Job
Sort through the data and copy the lines holding the word "according".

═════ Record list ═════

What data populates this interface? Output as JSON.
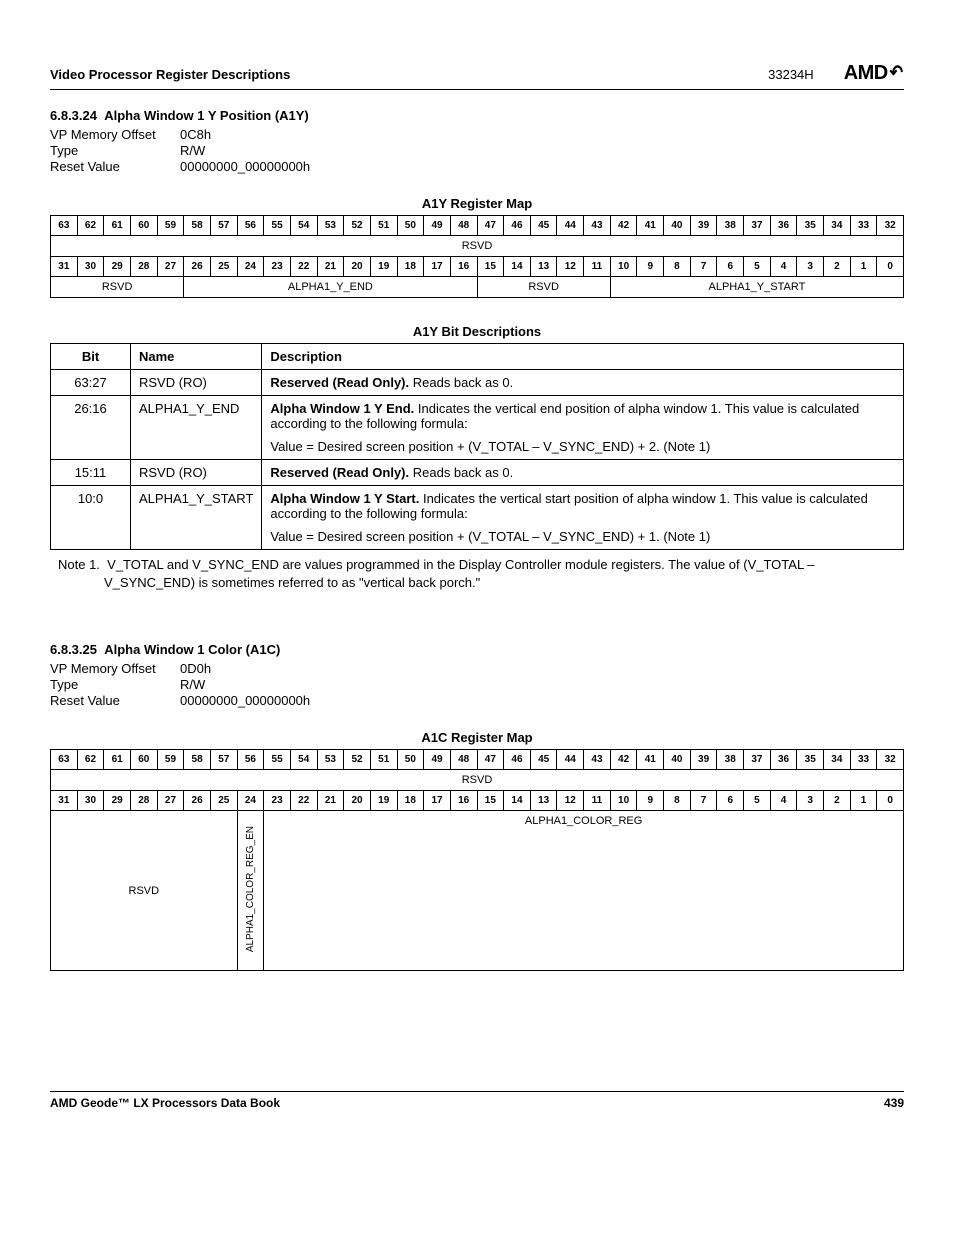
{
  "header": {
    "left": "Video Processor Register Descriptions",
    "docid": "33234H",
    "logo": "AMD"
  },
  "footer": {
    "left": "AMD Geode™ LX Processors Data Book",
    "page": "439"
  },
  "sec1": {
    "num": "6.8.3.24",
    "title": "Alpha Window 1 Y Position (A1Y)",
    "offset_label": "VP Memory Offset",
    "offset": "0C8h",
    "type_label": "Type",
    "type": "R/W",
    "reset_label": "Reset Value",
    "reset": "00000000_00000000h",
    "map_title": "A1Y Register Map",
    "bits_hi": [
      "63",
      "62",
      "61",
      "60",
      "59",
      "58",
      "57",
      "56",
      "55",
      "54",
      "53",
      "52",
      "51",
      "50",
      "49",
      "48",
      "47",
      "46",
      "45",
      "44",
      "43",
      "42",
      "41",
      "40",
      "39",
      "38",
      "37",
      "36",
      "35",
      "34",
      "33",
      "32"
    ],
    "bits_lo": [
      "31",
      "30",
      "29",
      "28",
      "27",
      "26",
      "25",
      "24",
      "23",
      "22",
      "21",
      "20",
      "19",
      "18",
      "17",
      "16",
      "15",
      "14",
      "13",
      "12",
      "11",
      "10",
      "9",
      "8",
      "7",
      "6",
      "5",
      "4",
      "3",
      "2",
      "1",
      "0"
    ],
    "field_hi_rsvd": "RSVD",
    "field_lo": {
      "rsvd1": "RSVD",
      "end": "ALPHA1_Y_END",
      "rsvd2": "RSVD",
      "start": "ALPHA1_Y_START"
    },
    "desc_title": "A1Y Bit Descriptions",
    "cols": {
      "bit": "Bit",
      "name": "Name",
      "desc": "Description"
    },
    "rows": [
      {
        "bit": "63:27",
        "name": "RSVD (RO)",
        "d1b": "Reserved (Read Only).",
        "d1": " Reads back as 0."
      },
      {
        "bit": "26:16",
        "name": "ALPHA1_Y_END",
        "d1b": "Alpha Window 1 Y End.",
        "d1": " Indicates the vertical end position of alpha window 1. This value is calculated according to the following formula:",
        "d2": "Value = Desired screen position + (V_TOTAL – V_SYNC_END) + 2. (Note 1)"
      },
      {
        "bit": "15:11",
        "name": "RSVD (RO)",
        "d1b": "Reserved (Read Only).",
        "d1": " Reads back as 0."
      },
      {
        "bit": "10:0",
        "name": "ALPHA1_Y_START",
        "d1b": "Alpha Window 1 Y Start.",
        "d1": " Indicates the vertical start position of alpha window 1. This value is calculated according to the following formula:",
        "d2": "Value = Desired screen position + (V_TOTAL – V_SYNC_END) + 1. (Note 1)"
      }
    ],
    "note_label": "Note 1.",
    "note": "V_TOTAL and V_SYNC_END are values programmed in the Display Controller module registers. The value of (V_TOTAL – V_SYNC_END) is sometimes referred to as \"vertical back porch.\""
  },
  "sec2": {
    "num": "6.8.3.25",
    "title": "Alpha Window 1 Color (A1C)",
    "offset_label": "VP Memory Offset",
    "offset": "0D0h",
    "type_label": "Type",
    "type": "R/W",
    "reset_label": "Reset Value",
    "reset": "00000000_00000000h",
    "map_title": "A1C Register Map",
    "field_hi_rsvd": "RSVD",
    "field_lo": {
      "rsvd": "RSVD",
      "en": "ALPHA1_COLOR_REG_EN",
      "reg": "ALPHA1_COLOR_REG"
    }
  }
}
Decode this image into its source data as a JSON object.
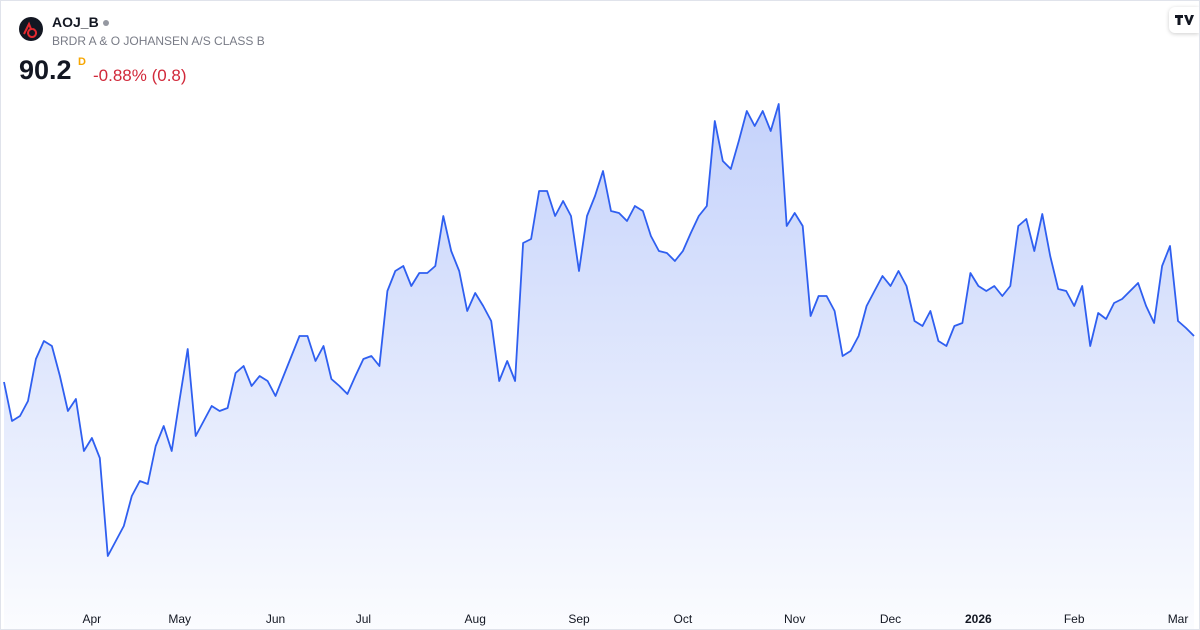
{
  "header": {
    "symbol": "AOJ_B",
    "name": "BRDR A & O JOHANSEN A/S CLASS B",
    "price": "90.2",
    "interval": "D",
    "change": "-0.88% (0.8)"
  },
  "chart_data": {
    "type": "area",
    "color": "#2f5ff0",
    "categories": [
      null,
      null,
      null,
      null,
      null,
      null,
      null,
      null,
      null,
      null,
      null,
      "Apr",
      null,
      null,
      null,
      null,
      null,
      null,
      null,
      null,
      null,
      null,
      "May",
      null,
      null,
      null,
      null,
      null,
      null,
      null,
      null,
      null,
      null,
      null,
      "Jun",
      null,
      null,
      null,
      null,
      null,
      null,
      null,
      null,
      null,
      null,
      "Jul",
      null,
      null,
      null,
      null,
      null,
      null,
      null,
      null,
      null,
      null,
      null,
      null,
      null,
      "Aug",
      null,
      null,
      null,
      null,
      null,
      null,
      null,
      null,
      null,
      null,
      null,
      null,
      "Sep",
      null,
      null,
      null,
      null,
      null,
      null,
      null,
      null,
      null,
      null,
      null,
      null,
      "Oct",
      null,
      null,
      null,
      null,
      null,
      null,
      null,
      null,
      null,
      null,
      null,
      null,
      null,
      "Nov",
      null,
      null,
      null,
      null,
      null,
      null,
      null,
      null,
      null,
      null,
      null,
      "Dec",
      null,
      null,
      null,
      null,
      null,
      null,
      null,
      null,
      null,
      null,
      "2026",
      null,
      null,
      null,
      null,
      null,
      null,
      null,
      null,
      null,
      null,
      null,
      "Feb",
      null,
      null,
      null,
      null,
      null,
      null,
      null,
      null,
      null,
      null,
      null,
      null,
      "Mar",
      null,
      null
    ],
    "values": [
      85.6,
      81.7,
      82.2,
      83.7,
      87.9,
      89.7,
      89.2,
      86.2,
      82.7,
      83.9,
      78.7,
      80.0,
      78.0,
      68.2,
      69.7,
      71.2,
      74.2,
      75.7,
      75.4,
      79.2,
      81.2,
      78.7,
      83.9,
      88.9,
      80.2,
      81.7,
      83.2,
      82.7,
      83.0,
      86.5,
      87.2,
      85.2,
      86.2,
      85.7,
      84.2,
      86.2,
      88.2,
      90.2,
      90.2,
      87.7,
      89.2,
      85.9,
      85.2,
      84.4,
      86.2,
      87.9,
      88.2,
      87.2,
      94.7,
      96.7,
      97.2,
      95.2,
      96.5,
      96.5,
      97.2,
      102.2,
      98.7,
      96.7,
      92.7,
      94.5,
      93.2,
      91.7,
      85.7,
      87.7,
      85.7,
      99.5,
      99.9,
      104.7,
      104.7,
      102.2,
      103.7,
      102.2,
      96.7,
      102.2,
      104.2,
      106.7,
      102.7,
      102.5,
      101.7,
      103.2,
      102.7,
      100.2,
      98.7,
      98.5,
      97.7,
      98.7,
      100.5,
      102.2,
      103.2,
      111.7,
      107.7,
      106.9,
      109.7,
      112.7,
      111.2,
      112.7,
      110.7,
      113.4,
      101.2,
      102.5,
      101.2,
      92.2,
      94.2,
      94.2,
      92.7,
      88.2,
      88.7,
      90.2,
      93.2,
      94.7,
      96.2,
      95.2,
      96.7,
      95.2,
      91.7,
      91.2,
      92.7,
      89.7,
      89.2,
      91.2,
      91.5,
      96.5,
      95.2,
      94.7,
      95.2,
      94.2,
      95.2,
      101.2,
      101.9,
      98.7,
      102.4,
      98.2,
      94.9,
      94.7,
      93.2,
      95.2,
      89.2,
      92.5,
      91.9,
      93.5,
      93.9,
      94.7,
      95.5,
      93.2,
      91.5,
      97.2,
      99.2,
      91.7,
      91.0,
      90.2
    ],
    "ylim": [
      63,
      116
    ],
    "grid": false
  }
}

═════
═════ Record list ═════

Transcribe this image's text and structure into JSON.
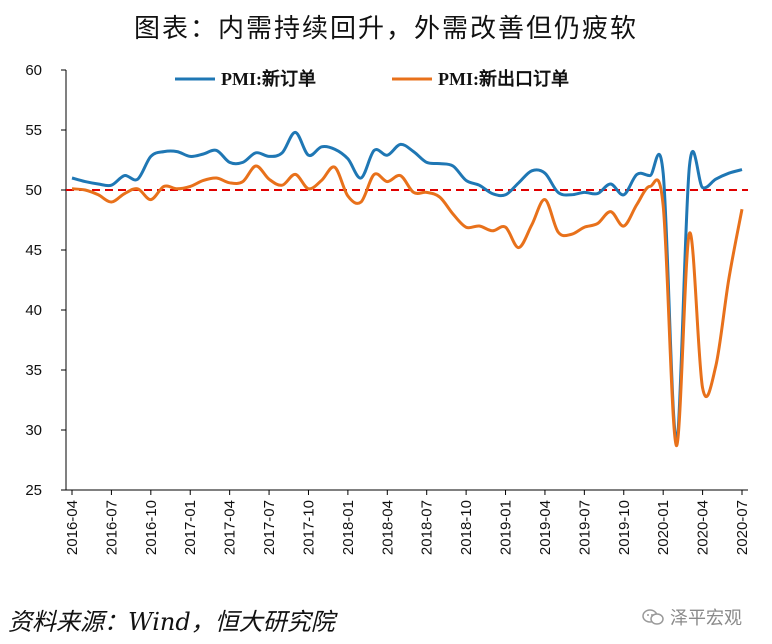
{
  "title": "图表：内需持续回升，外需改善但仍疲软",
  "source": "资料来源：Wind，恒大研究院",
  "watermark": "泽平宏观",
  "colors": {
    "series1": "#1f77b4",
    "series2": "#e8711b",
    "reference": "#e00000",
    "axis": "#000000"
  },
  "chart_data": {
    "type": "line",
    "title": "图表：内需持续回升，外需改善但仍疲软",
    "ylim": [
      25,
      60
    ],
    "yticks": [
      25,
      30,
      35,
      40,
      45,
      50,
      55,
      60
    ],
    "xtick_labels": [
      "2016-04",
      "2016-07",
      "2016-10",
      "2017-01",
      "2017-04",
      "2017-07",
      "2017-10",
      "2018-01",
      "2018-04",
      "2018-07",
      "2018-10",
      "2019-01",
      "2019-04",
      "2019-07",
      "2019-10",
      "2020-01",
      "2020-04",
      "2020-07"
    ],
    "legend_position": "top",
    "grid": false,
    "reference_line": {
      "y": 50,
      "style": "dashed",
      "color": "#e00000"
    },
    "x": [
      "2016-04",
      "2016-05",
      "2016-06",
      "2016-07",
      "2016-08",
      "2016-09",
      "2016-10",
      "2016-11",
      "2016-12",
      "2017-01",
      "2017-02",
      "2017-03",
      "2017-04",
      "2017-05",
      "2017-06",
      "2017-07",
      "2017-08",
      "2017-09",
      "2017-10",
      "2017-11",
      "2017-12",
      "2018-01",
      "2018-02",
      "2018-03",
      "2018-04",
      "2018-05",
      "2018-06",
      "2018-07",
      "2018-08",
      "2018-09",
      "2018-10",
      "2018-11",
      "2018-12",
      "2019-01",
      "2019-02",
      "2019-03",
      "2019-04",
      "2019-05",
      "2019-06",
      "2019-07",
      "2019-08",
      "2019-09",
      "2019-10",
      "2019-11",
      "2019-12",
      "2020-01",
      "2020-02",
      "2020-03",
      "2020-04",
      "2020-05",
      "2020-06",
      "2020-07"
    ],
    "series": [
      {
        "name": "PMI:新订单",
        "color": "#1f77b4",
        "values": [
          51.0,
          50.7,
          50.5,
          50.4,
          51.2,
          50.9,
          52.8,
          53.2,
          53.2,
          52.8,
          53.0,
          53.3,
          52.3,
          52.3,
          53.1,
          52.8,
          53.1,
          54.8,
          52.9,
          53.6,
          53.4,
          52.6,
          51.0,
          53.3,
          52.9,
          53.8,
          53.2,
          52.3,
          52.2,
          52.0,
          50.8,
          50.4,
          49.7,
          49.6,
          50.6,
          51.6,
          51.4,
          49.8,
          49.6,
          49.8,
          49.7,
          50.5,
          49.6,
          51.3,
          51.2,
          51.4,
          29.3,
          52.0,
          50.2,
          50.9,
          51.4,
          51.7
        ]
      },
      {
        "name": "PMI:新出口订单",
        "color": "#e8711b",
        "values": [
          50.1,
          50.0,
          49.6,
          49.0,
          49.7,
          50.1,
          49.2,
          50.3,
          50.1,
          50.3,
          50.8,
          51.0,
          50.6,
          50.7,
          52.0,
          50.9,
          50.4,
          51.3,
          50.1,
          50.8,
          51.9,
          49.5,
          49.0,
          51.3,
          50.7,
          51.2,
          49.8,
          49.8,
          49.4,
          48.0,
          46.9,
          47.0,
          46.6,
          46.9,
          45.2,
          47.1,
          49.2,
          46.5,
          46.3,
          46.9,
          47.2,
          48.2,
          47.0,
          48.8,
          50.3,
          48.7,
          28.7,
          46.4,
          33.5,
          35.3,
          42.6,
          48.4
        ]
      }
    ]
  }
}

═════

Reply
        "d1": " Indicates the vertical end position of alpha window 1. This value is calculated according to the following formula:",
        "d1": " Indicates the vertical start position of alpha window 1. This value is calculated according to the following formula:",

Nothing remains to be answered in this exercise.